Exercise prompt: Exclude images, then output the remaining data verbatim.

Data lines:
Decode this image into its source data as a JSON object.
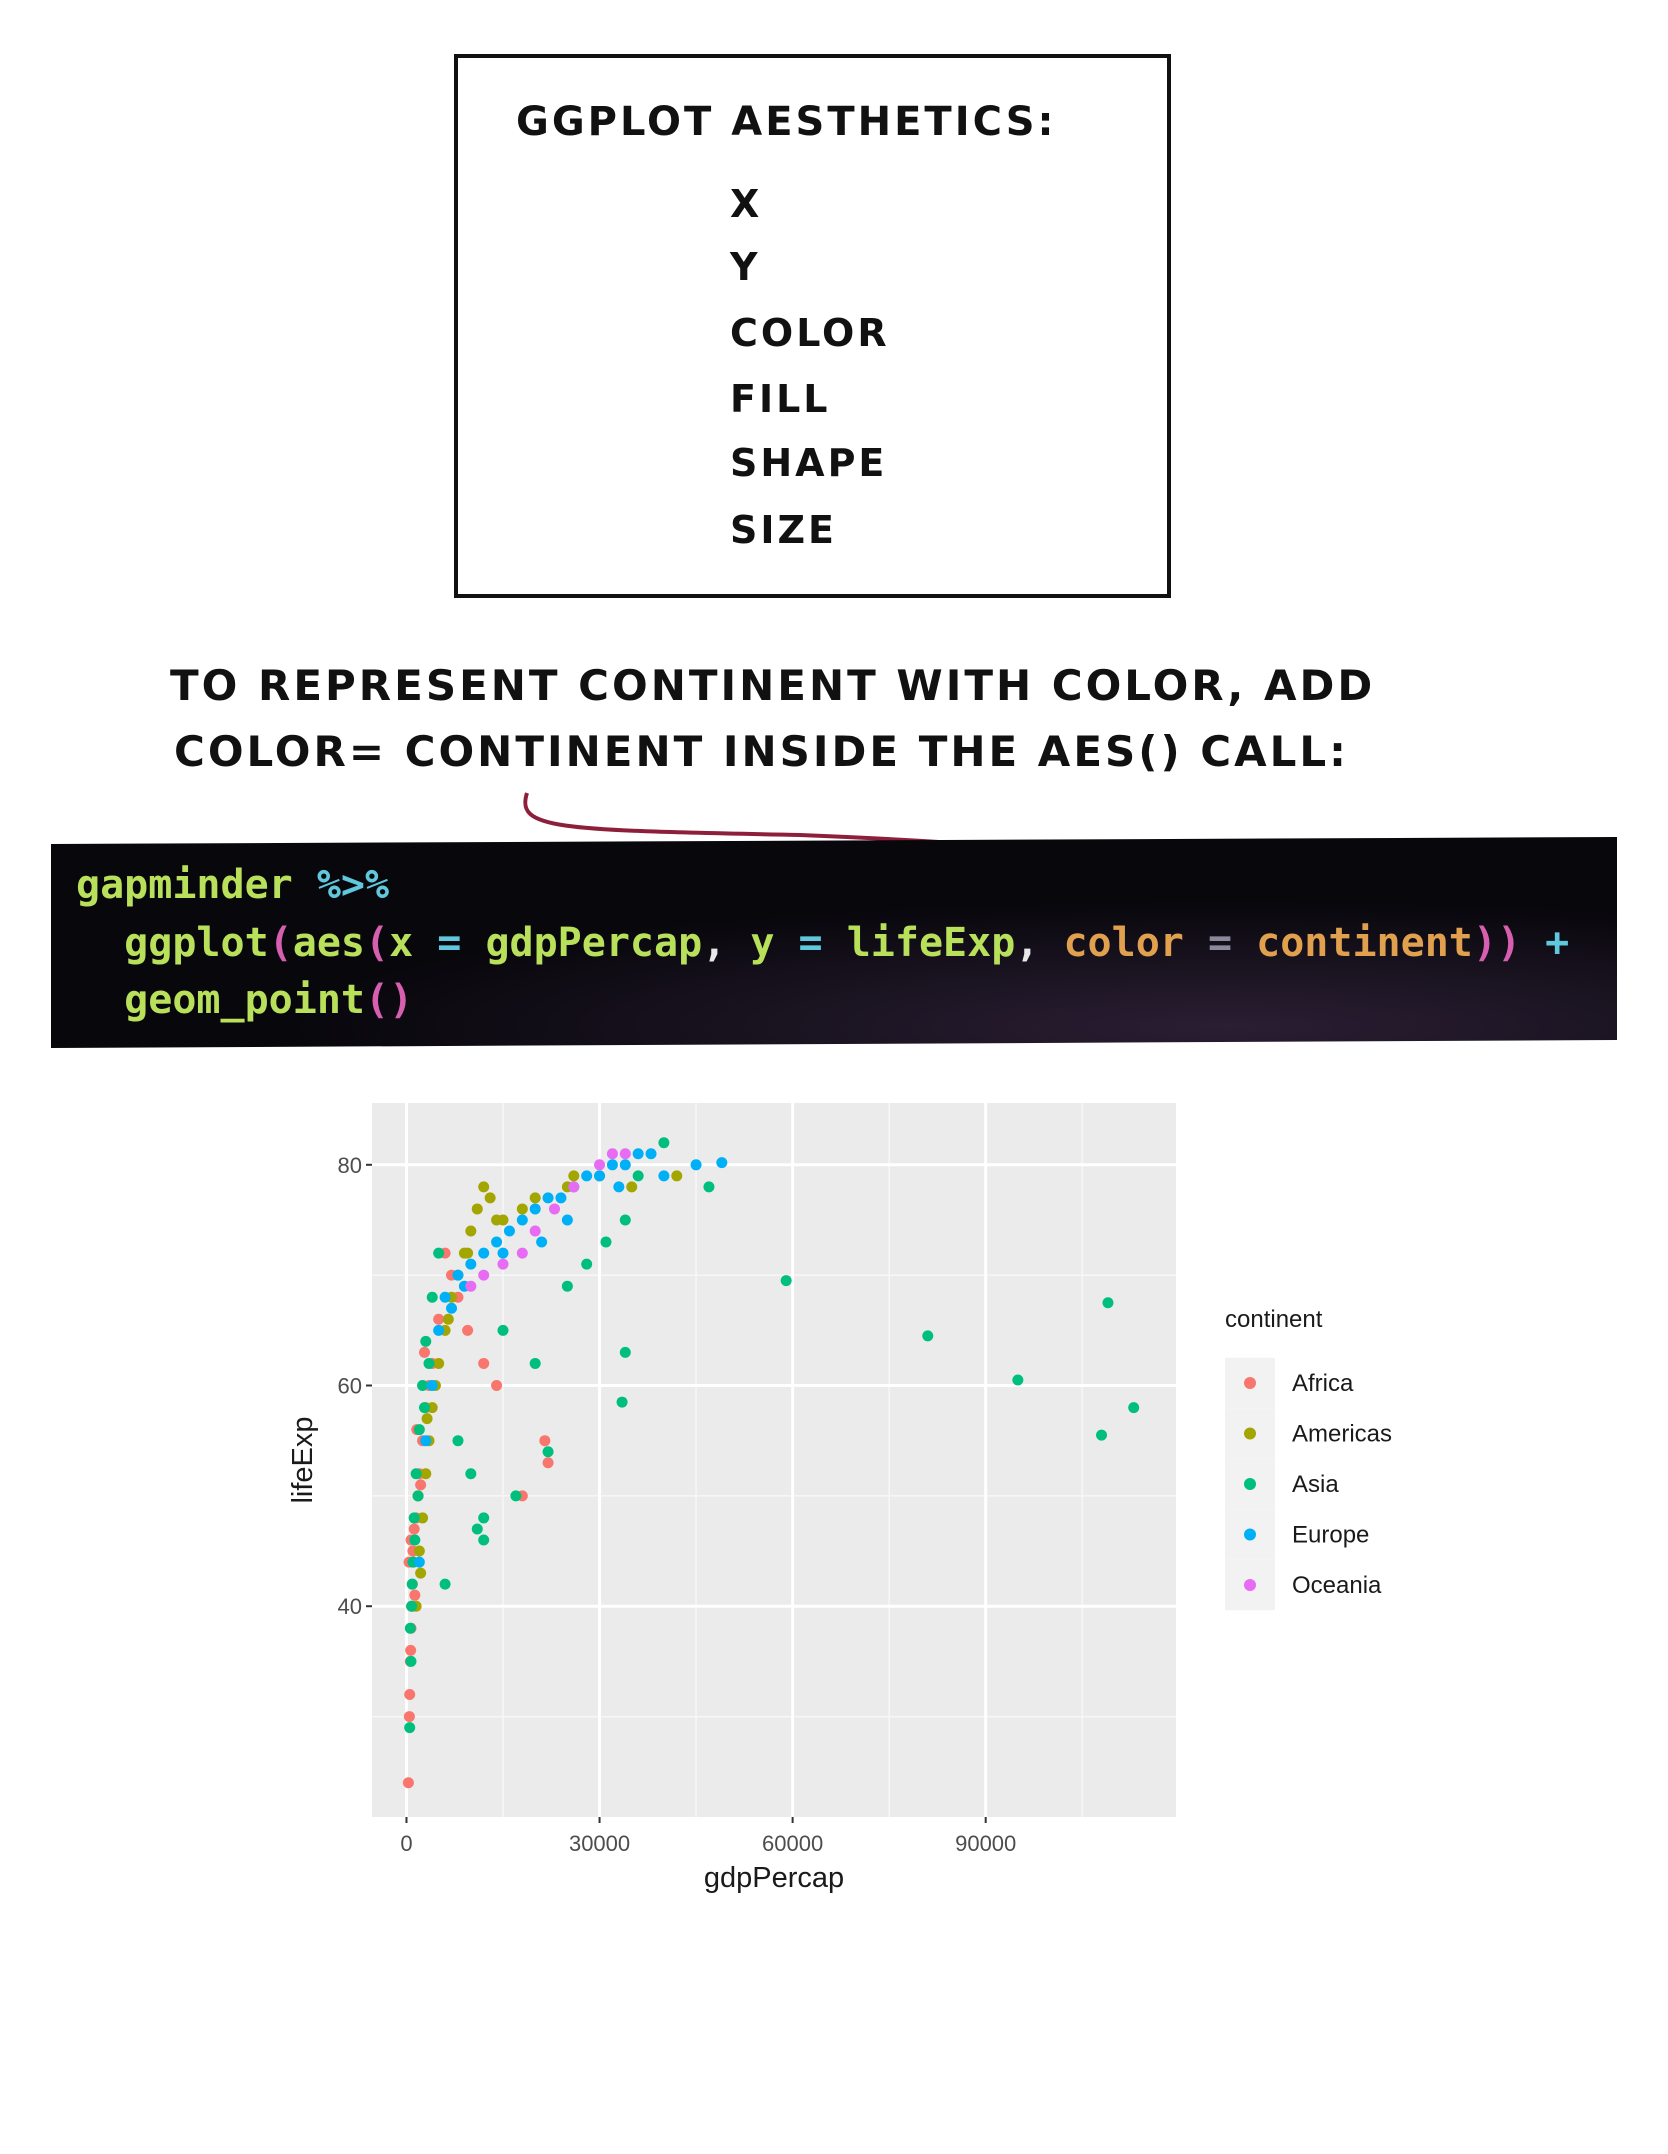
{
  "box": {
    "title": "GGPLOT  AESTHETICS:",
    "items": [
      "X",
      "Y",
      "COLOR",
      "FILL",
      "SHAPE",
      "SIZE"
    ]
  },
  "note": {
    "lines": [
      "TO REPRESENT CONTINENT WITH COLOR, ADD",
      "COLOR= CONTINENT INSIDE THE AES()  CALL:"
    ]
  },
  "code": {
    "lines": [
      [
        {
          "text": "gapminder",
          "color": "#b8e05a"
        },
        {
          "text": " %>%",
          "color": "#5fc8dc"
        }
      ],
      [
        {
          "text": "  ggplot",
          "color": "#b8e05a"
        },
        {
          "text": "(",
          "color": "#d65fb0"
        },
        {
          "text": "aes",
          "color": "#b8e05a"
        },
        {
          "text": "(",
          "color": "#d65fb0"
        },
        {
          "text": "x",
          "color": "#b8e05a"
        },
        {
          "text": " = ",
          "color": "#5fc8dc"
        },
        {
          "text": "gdpPercap",
          "color": "#b8e05a"
        },
        {
          "text": ", ",
          "color": "#e8e8e8"
        },
        {
          "text": "y",
          "color": "#b8e05a"
        },
        {
          "text": " = ",
          "color": "#5fc8dc"
        },
        {
          "text": "lifeExp",
          "color": "#b8e05a"
        },
        {
          "text": ", ",
          "color": "#e8e8e8"
        },
        {
          "text": "color",
          "color": "#e0a04e"
        },
        {
          "text": " = ",
          "color": "#8a8a9a"
        },
        {
          "text": "continent",
          "color": "#e0a04e"
        },
        {
          "text": "))",
          "color": "#d65fb0"
        },
        {
          "text": " +",
          "color": "#5fc8dc"
        }
      ],
      [
        {
          "text": "  geom_point",
          "color": "#b8e05a"
        },
        {
          "text": "()",
          "color": "#d65fb0"
        }
      ]
    ]
  },
  "chart_data": {
    "type": "scatter",
    "x_label": "gdpPercap",
    "y_label": "lifeExp",
    "legend_title": "continent",
    "legend_position": "right",
    "grid": true,
    "xlim": [
      -5357,
      119571
    ],
    "ylim": [
      20.9,
      85.6
    ],
    "xticks": [
      0,
      30000,
      60000,
      90000
    ],
    "yticks": [
      40,
      60,
      80
    ],
    "series": [
      {
        "name": "Africa",
        "color": "#F8766D",
        "x": [
          300,
          450,
          600,
          700,
          800,
          900,
          1000,
          1200,
          1500,
          1800,
          2000,
          2500,
          3000,
          3500,
          4000,
          500,
          650,
          1100,
          1300,
          2200,
          6000,
          7000,
          8000,
          9500,
          12000,
          14000,
          18000,
          21500,
          22000,
          1000,
          700,
          400,
          1600,
          2800,
          5000
        ],
        "values": [
          24,
          30,
          35,
          38,
          40,
          42,
          45,
          47,
          48,
          50,
          52,
          55,
          58,
          60,
          62,
          32,
          36,
          44,
          41,
          51,
          72,
          70,
          68,
          65,
          62,
          60,
          50,
          55,
          53,
          40,
          46,
          44,
          56,
          63,
          66
        ]
      },
      {
        "name": "Americas",
        "color": "#A3A500",
        "x": [
          1500,
          2000,
          2500,
          3000,
          3500,
          4000,
          5000,
          6000,
          7000,
          8000,
          9000,
          10000,
          11000,
          12000,
          13000,
          15000,
          18000,
          20000,
          25000,
          30000,
          35000,
          42000,
          2200,
          4500,
          6500,
          1800,
          3200,
          9500,
          14000,
          26000
        ],
        "values": [
          40,
          45,
          48,
          52,
          55,
          58,
          62,
          65,
          68,
          70,
          72,
          74,
          76,
          78,
          77,
          75,
          76,
          77,
          78,
          79,
          78,
          79,
          43,
          60,
          66,
          50,
          57,
          72,
          75,
          79
        ]
      },
      {
        "name": "Asia",
        "color": "#00BF7D",
        "x": [
          500,
          700,
          800,
          1000,
          1200,
          1500,
          2000,
          2500,
          3000,
          4000,
          5000,
          600,
          900,
          1300,
          1800,
          2800,
          3500,
          8000,
          10000,
          12000,
          15000,
          20000,
          25000,
          28000,
          31000,
          34000,
          36000,
          40000,
          47000,
          59000,
          81000,
          95000,
          108000,
          109000,
          113000,
          34000,
          33500,
          17000,
          22000,
          12000,
          11000,
          6000
        ],
        "values": [
          29,
          35,
          40,
          44,
          48,
          52,
          56,
          60,
          64,
          68,
          72,
          38,
          42,
          46,
          50,
          58,
          62,
          55,
          52,
          48,
          65,
          62,
          69,
          71,
          73,
          75,
          79,
          82,
          78,
          69.5,
          64.5,
          60.5,
          55.5,
          67.5,
          58,
          63,
          58.5,
          50,
          54,
          46,
          47,
          42
        ]
      },
      {
        "name": "Europe",
        "color": "#00B0F6",
        "x": [
          2000,
          3000,
          4000,
          5000,
          6000,
          8000,
          10000,
          12000,
          14000,
          16000,
          18000,
          20000,
          22000,
          24000,
          26000,
          28000,
          30000,
          32000,
          34000,
          36000,
          38000,
          40000,
          45000,
          49000,
          15000,
          25000,
          33000,
          9000,
          7000,
          21000
        ],
        "values": [
          44,
          55,
          60,
          65,
          68,
          70,
          71,
          72,
          73,
          74,
          75,
          76,
          77,
          77,
          78,
          79,
          79,
          80,
          80,
          81,
          81,
          79,
          80,
          80.2,
          72,
          75,
          78,
          69,
          67,
          73
        ]
      },
      {
        "name": "Oceania",
        "color": "#E76BF3",
        "x": [
          10000,
          12000,
          15000,
          18000,
          20000,
          23000,
          26000,
          30000,
          32000,
          34000
        ],
        "values": [
          69,
          70,
          71,
          72,
          74,
          76,
          78,
          80,
          81,
          81
        ]
      }
    ]
  }
}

Worked answer:
Decode this image into its source data as a JSON object.
{
  "box": {
    "title": "GGPLOT  AESTHETICS:",
    "items": [
      "X",
      "Y",
      "COLOR",
      "FILL",
      "SHAPE",
      "SIZE"
    ]
  },
  "note": {
    "lines": [
      "TO REPRESENT CONTINENT WITH COLOR, ADD",
      "COLOR= CONTINENT INSIDE THE AES()  CALL:"
    ]
  },
  "code": {
    "lines": [
      [
        {
          "text": "gapminder",
          "color": "#b8e05a"
        },
        {
          "text": " %>%",
          "color": "#5fc8dc"
        }
      ],
      [
        {
          "text": "  ggplot",
          "color": "#b8e05a"
        },
        {
          "text": "(",
          "color": "#d65fb0"
        },
        {
          "text": "aes",
          "color": "#b8e05a"
        },
        {
          "text": "(",
          "color": "#d65fb0"
        },
        {
          "text": "x",
          "color": "#b8e05a"
        },
        {
          "text": " = ",
          "color": "#5fc8dc"
        },
        {
          "text": "gdpPercap",
          "color": "#b8e05a"
        },
        {
          "text": ", ",
          "color": "#e8e8e8"
        },
        {
          "text": "y",
          "color": "#b8e05a"
        },
        {
          "text": " = ",
          "color": "#5fc8dc"
        },
        {
          "text": "lifeExp",
          "color": "#b8e05a"
        },
        {
          "text": ", ",
          "color": "#e8e8e8"
        },
        {
          "text": "color",
          "color": "#e0a04e"
        },
        {
          "text": " = ",
          "color": "#8a8a9a"
        },
        {
          "text": "continent",
          "color": "#e0a04e"
        },
        {
          "text": "))",
          "color": "#d65fb0"
        },
        {
          "text": " +",
          "color": "#5fc8dc"
        }
      ],
      [
        {
          "text": "  geom_point",
          "color": "#b8e05a"
        },
        {
          "text": "()",
          "color": "#d65fb0"
        }
      ]
    ]
  },
  "chart_data": {
    "type": "scatter",
    "x_label": "gdpPercap",
    "y_label": "lifeExp",
    "legend_title": "continent",
    "legend_position": "right",
    "grid": true,
    "xlim": [
      -5357,
      119571
    ],
    "ylim": [
      20.9,
      85.6
    ],
    "xticks": [
      0,
      30000,
      60000,
      90000
    ],
    "yticks": [
      40,
      60,
      80
    ],
    "series": [
      {
        "name": "Africa",
        "color": "#F8766D",
        "x": [
          300,
          450,
          600,
          700,
          800,
          900,
          1000,
          1200,
          1500,
          1800,
          2000,
          2500,
          3000,
          3500,
          4000,
          500,
          650,
          1100,
          1300,
          2200,
          6000,
          7000,
          8000,
          9500,
          12000,
          14000,
          18000,
          21500,
          22000,
          1000,
          700,
          400,
          1600,
          2800,
          5000
        ],
        "values": [
          24,
          30,
          35,
          38,
          40,
          42,
          45,
          47,
          48,
          50,
          52,
          55,
          58,
          60,
          62,
          32,
          36,
          44,
          41,
          51,
          72,
          70,
          68,
          65,
          62,
          60,
          50,
          55,
          53,
          40,
          46,
          44,
          56,
          63,
          66
        ]
      },
      {
        "name": "Americas",
        "color": "#A3A500",
        "x": [
          1500,
          2000,
          2500,
          3000,
          3500,
          4000,
          5000,
          6000,
          7000,
          8000,
          9000,
          10000,
          11000,
          12000,
          13000,
          15000,
          18000,
          20000,
          25000,
          30000,
          35000,
          42000,
          2200,
          4500,
          6500,
          1800,
          3200,
          9500,
          14000,
          26000
        ],
        "values": [
          40,
          45,
          48,
          52,
          55,
          58,
          62,
          65,
          68,
          70,
          72,
          74,
          76,
          78,
          77,
          75,
          76,
          77,
          78,
          79,
          78,
          79,
          43,
          60,
          66,
          50,
          57,
          72,
          75,
          79
        ]
      },
      {
        "name": "Asia",
        "color": "#00BF7D",
        "x": [
          500,
          700,
          800,
          1000,
          1200,
          1500,
          2000,
          2500,
          3000,
          4000,
          5000,
          600,
          900,
          1300,
          1800,
          2800,
          3500,
          8000,
          10000,
          12000,
          15000,
          20000,
          25000,
          28000,
          31000,
          34000,
          36000,
          40000,
          47000,
          59000,
          81000,
          95000,
          108000,
          109000,
          113000,
          34000,
          33500,
          17000,
          22000,
          12000,
          11000,
          6000
        ],
        "values": [
          29,
          35,
          40,
          44,
          48,
          52,
          56,
          60,
          64,
          68,
          72,
          38,
          42,
          46,
          50,
          58,
          62,
          55,
          52,
          48,
          65,
          62,
          69,
          71,
          73,
          75,
          79,
          82,
          78,
          69.5,
          64.5,
          60.5,
          55.5,
          67.5,
          58,
          63,
          58.5,
          50,
          54,
          46,
          47,
          42
        ]
      },
      {
        "name": "Europe",
        "color": "#00B0F6",
        "x": [
          2000,
          3000,
          4000,
          5000,
          6000,
          8000,
          10000,
          12000,
          14000,
          16000,
          18000,
          20000,
          22000,
          24000,
          26000,
          28000,
          30000,
          32000,
          34000,
          36000,
          38000,
          40000,
          45000,
          49000,
          15000,
          25000,
          33000,
          9000,
          7000,
          21000
        ],
        "values": [
          44,
          55,
          60,
          65,
          68,
          70,
          71,
          72,
          73,
          74,
          75,
          76,
          77,
          77,
          78,
          79,
          79,
          80,
          80,
          81,
          81,
          79,
          80,
          80.2,
          72,
          75,
          78,
          69,
          67,
          73
        ]
      },
      {
        "name": "Oceania",
        "color": "#E76BF3",
        "x": [
          10000,
          12000,
          15000,
          18000,
          20000,
          23000,
          26000,
          30000,
          32000,
          34000
        ],
        "values": [
          69,
          70,
          71,
          72,
          74,
          76,
          78,
          80,
          81,
          81
        ]
      }
    ]
  }
}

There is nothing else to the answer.